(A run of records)
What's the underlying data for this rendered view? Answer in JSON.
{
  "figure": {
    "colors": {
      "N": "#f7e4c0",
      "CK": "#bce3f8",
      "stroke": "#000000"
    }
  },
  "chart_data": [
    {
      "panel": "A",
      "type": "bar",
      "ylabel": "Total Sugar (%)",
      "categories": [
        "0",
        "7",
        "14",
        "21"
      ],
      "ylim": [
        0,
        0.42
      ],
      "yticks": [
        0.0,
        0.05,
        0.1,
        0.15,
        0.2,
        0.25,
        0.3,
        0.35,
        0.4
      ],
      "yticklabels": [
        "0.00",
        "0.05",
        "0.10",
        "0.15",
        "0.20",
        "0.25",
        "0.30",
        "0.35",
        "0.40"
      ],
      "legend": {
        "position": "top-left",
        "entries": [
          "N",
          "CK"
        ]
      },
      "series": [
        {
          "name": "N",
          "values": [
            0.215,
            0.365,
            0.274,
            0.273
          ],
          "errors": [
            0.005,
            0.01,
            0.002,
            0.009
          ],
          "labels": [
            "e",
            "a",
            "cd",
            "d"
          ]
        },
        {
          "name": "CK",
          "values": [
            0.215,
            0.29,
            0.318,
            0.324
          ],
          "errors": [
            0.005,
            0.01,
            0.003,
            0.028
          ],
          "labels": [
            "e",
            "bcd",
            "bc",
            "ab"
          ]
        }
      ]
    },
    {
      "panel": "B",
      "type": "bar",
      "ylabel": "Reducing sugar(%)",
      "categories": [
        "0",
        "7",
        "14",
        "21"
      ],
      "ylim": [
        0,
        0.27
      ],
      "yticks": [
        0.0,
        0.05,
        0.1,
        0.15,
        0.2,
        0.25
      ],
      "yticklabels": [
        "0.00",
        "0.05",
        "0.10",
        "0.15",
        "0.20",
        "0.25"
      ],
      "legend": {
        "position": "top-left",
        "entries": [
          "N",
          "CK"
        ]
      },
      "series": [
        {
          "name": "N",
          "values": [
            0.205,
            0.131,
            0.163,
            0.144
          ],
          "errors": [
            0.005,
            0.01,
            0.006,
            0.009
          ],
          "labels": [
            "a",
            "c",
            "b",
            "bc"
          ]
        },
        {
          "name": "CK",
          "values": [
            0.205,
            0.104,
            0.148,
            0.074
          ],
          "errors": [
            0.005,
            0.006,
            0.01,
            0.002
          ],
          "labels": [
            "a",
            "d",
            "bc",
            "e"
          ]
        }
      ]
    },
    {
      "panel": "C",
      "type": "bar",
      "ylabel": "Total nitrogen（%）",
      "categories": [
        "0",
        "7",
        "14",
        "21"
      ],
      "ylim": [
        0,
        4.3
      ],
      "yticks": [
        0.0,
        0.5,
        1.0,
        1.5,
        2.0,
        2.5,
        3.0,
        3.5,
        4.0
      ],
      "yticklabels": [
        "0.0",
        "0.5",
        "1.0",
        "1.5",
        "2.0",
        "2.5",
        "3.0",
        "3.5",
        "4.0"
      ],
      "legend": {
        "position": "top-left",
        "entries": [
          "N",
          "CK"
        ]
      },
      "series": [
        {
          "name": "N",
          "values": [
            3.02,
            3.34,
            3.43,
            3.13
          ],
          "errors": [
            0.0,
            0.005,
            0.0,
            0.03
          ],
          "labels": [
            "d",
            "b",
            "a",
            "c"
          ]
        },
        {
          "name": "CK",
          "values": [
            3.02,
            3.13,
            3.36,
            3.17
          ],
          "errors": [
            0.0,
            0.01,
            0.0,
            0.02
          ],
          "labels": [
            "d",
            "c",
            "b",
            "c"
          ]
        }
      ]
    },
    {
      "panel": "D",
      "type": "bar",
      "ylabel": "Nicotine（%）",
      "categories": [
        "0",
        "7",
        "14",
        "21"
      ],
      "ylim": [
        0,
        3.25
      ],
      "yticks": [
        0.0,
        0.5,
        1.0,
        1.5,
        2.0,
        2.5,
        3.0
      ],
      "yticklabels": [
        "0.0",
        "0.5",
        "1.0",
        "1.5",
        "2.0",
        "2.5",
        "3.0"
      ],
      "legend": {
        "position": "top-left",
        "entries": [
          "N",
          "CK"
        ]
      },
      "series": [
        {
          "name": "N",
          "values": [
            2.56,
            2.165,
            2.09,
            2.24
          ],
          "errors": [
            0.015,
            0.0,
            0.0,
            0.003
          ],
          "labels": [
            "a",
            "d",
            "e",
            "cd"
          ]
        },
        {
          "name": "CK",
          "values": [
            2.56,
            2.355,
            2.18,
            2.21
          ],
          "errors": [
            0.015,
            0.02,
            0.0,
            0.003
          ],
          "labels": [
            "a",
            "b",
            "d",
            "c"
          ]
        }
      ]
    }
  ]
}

PROBLEM TO SOLVE – Extract every record. Keep wording exact.

SOLUTION FOR THIS TASK –
What's the underlying data for this rendered view? Answer in JSON.
{
  "figure": {
    "colors": {
      "N": "#f7e4c0",
      "CK": "#bce3f8",
      "stroke": "#000000"
    }
  },
  "chart_data": [
    {
      "panel": "A",
      "type": "bar",
      "ylabel": "Total Sugar (%)",
      "categories": [
        "0",
        "7",
        "14",
        "21"
      ],
      "ylim": [
        0,
        0.42
      ],
      "yticks": [
        0.0,
        0.05,
        0.1,
        0.15,
        0.2,
        0.25,
        0.3,
        0.35,
        0.4
      ],
      "yticklabels": [
        "0.00",
        "0.05",
        "0.10",
        "0.15",
        "0.20",
        "0.25",
        "0.30",
        "0.35",
        "0.40"
      ],
      "legend": {
        "position": "top-left",
        "entries": [
          "N",
          "CK"
        ]
      },
      "series": [
        {
          "name": "N",
          "values": [
            0.215,
            0.365,
            0.274,
            0.273
          ],
          "errors": [
            0.005,
            0.01,
            0.002,
            0.009
          ],
          "labels": [
            "e",
            "a",
            "cd",
            "d"
          ]
        },
        {
          "name": "CK",
          "values": [
            0.215,
            0.29,
            0.318,
            0.324
          ],
          "errors": [
            0.005,
            0.01,
            0.003,
            0.028
          ],
          "labels": [
            "e",
            "bcd",
            "bc",
            "ab"
          ]
        }
      ]
    },
    {
      "panel": "B",
      "type": "bar",
      "ylabel": "Reducing sugar(%)",
      "categories": [
        "0",
        "7",
        "14",
        "21"
      ],
      "ylim": [
        0,
        0.27
      ],
      "yticks": [
        0.0,
        0.05,
        0.1,
        0.15,
        0.2,
        0.25
      ],
      "yticklabels": [
        "0.00",
        "0.05",
        "0.10",
        "0.15",
        "0.20",
        "0.25"
      ],
      "legend": {
        "position": "top-left",
        "entries": [
          "N",
          "CK"
        ]
      },
      "series": [
        {
          "name": "N",
          "values": [
            0.205,
            0.131,
            0.163,
            0.144
          ],
          "errors": [
            0.005,
            0.01,
            0.006,
            0.009
          ],
          "labels": [
            "a",
            "c",
            "b",
            "bc"
          ]
        },
        {
          "name": "CK",
          "values": [
            0.205,
            0.104,
            0.148,
            0.074
          ],
          "errors": [
            0.005,
            0.006,
            0.01,
            0.002
          ],
          "labels": [
            "a",
            "d",
            "bc",
            "e"
          ]
        }
      ]
    },
    {
      "panel": "C",
      "type": "bar",
      "ylabel": "Total nitrogen（%）",
      "categories": [
        "0",
        "7",
        "14",
        "21"
      ],
      "ylim": [
        0,
        4.3
      ],
      "yticks": [
        0.0,
        0.5,
        1.0,
        1.5,
        2.0,
        2.5,
        3.0,
        3.5,
        4.0
      ],
      "yticklabels": [
        "0.0",
        "0.5",
        "1.0",
        "1.5",
        "2.0",
        "2.5",
        "3.0",
        "3.5",
        "4.0"
      ],
      "legend": {
        "position": "top-left",
        "entries": [
          "N",
          "CK"
        ]
      },
      "series": [
        {
          "name": "N",
          "values": [
            3.02,
            3.34,
            3.43,
            3.13
          ],
          "errors": [
            0.0,
            0.005,
            0.0,
            0.03
          ],
          "labels": [
            "d",
            "b",
            "a",
            "c"
          ]
        },
        {
          "name": "CK",
          "values": [
            3.02,
            3.13,
            3.36,
            3.17
          ],
          "errors": [
            0.0,
            0.01,
            0.0,
            0.02
          ],
          "labels": [
            "d",
            "c",
            "b",
            "c"
          ]
        }
      ]
    },
    {
      "panel": "D",
      "type": "bar",
      "ylabel": "Nicotine（%）",
      "categories": [
        "0",
        "7",
        "14",
        "21"
      ],
      "ylim": [
        0,
        3.25
      ],
      "yticks": [
        0.0,
        0.5,
        1.0,
        1.5,
        2.0,
        2.5,
        3.0
      ],
      "yticklabels": [
        "0.0",
        "0.5",
        "1.0",
        "1.5",
        "2.0",
        "2.5",
        "3.0"
      ],
      "legend": {
        "position": "top-left",
        "entries": [
          "N",
          "CK"
        ]
      },
      "series": [
        {
          "name": "N",
          "values": [
            2.56,
            2.165,
            2.09,
            2.24
          ],
          "errors": [
            0.015,
            0.0,
            0.0,
            0.003
          ],
          "labels": [
            "a",
            "d",
            "e",
            "cd"
          ]
        },
        {
          "name": "CK",
          "values": [
            2.56,
            2.355,
            2.18,
            2.21
          ],
          "errors": [
            0.015,
            0.02,
            0.0,
            0.003
          ],
          "labels": [
            "a",
            "b",
            "d",
            "c"
          ]
        }
      ]
    }
  ]
}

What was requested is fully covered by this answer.